### Given problem:
Your job is to retype all of the data word for word, leaving every image out.
--- begin Provided records ---
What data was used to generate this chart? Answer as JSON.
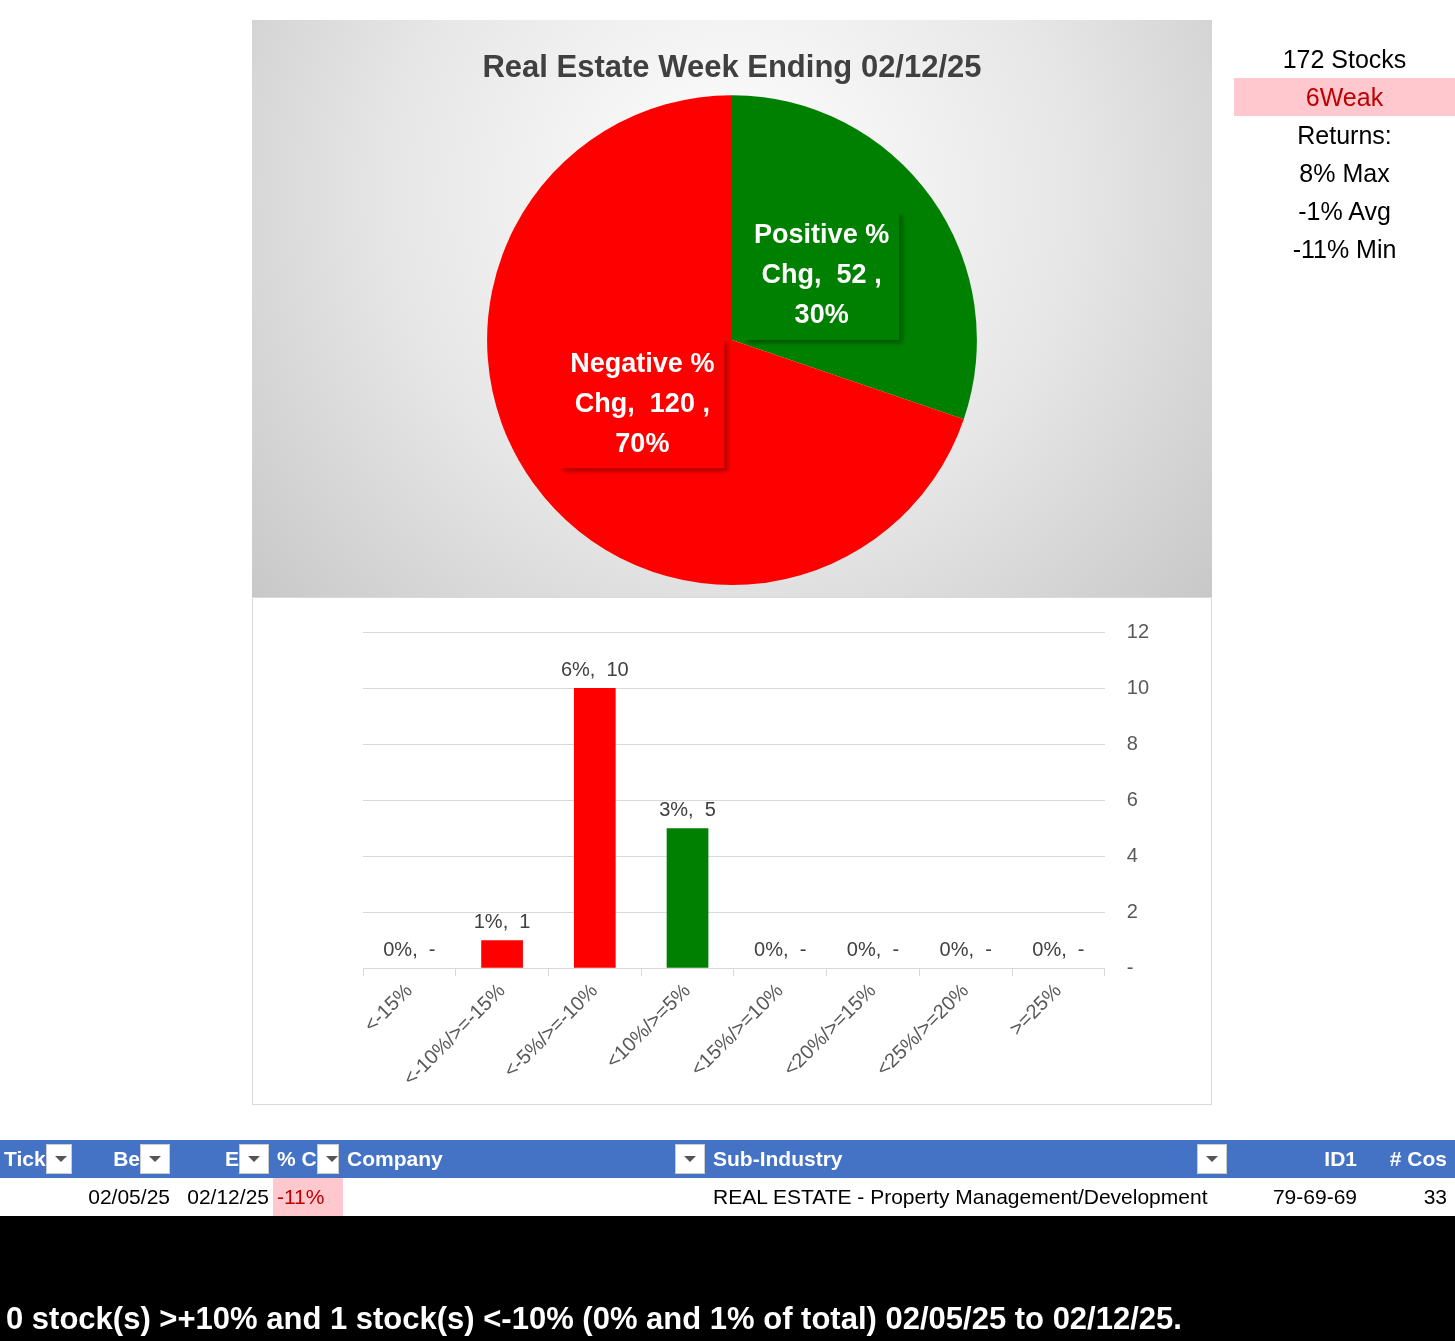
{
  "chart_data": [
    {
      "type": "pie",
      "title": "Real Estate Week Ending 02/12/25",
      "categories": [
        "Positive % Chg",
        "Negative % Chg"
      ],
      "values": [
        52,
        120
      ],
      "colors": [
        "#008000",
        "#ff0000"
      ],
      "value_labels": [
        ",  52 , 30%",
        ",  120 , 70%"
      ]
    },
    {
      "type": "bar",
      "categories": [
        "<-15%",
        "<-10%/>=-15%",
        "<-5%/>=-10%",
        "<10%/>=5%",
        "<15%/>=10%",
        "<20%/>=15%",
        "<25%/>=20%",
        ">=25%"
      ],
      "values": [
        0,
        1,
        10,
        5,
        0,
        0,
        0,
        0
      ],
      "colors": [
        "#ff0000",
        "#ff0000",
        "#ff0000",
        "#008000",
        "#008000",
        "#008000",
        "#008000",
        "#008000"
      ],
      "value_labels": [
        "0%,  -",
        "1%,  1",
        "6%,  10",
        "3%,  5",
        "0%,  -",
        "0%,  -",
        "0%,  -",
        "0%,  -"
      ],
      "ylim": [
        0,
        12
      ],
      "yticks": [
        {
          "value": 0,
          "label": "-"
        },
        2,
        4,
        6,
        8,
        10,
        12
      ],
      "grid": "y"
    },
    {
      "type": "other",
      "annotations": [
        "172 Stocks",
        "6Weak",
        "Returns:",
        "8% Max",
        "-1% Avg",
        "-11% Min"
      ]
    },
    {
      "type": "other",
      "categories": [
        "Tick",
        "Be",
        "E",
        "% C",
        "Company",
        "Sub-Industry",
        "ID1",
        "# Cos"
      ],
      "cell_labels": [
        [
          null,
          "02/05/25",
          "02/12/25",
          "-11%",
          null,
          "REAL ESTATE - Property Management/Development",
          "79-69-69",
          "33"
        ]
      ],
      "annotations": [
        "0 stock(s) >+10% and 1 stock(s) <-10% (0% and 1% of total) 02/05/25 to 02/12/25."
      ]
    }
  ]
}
--- end Provided records ---
### Reply to the exercise:
What data was used to generate this chart? Answer as JSON.
{
  "chart_data": [
    {
      "type": "pie",
      "title": "Real Estate Week Ending 02/12/25",
      "categories": [
        "Positive % Chg",
        "Negative % Chg"
      ],
      "values": [
        52,
        120
      ],
      "colors": [
        "#008000",
        "#ff0000"
      ],
      "value_labels": [
        ",  52 , 30%",
        ",  120 , 70%"
      ]
    },
    {
      "type": "bar",
      "categories": [
        "<-15%",
        "<-10%/>=-15%",
        "<-5%/>=-10%",
        "<10%/>=5%",
        "<15%/>=10%",
        "<20%/>=15%",
        "<25%/>=20%",
        ">=25%"
      ],
      "values": [
        0,
        1,
        10,
        5,
        0,
        0,
        0,
        0
      ],
      "colors": [
        "#ff0000",
        "#ff0000",
        "#ff0000",
        "#008000",
        "#008000",
        "#008000",
        "#008000",
        "#008000"
      ],
      "value_labels": [
        "0%,  -",
        "1%,  1",
        "6%,  10",
        "3%,  5",
        "0%,  -",
        "0%,  -",
        "0%,  -",
        "0%,  -"
      ],
      "ylim": [
        0,
        12
      ],
      "yticks": [
        {
          "value": 0,
          "label": "-"
        },
        2,
        4,
        6,
        8,
        10,
        12
      ],
      "grid": "y"
    },
    {
      "type": "other",
      "annotations": [
        "172 Stocks",
        "6Weak",
        "Returns:",
        "8% Max",
        "-1% Avg",
        "-11% Min"
      ]
    },
    {
      "type": "other",
      "categories": [
        "Tick",
        "Be",
        "E",
        "% C",
        "Company",
        "Sub-Industry",
        "ID1",
        "# Cos"
      ],
      "cell_labels": [
        [
          null,
          "02/05/25",
          "02/12/25",
          "-11%",
          null,
          "REAL ESTATE - Property Management/Development",
          "79-69-69",
          "33"
        ]
      ],
      "annotations": [
        "0 stock(s) >+10% and 1 stock(s) <-10% (0% and 1% of total) 02/05/25 to 02/12/25."
      ]
    }
  ]
}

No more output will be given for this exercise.